YOUR INSTRUCTIONS – Count every line of the material that holds the string "εργασιών". Respond with the total only.

DATA SECTION –
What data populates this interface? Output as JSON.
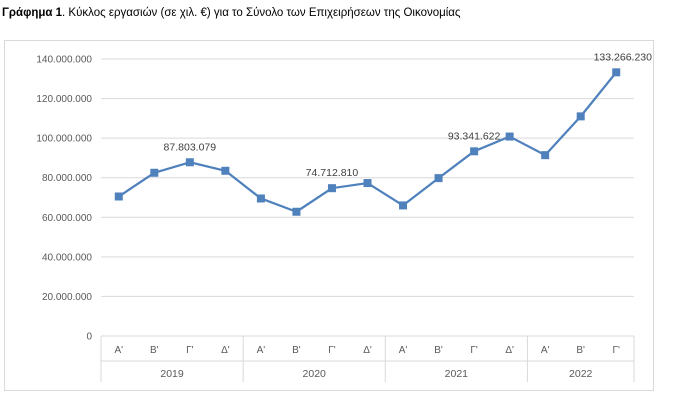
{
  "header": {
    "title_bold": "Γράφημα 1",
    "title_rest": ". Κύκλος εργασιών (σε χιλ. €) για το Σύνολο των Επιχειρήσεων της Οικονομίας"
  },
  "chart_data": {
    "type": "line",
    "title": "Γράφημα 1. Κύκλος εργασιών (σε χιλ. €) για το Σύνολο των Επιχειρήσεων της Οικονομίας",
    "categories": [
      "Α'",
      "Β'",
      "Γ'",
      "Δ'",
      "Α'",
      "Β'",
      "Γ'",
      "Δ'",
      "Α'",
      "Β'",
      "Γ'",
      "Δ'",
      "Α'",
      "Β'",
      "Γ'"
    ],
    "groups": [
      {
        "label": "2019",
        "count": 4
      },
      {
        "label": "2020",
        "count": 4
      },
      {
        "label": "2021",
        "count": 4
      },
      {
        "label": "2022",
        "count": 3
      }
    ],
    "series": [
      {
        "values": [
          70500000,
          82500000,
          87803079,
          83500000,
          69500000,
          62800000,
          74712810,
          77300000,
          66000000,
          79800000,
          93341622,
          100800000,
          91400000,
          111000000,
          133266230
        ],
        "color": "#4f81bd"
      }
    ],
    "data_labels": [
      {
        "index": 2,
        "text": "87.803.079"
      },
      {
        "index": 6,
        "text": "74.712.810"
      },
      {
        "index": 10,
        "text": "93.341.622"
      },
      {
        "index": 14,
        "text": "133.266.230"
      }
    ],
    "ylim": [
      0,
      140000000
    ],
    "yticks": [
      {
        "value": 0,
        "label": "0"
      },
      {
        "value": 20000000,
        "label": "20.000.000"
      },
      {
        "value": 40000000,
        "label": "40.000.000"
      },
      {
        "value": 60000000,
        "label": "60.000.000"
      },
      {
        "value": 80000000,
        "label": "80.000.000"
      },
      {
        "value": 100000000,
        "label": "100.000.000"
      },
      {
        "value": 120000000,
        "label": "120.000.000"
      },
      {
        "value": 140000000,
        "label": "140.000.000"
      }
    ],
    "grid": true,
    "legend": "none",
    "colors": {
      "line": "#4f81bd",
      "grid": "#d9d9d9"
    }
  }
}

FULL RESPONSE – 2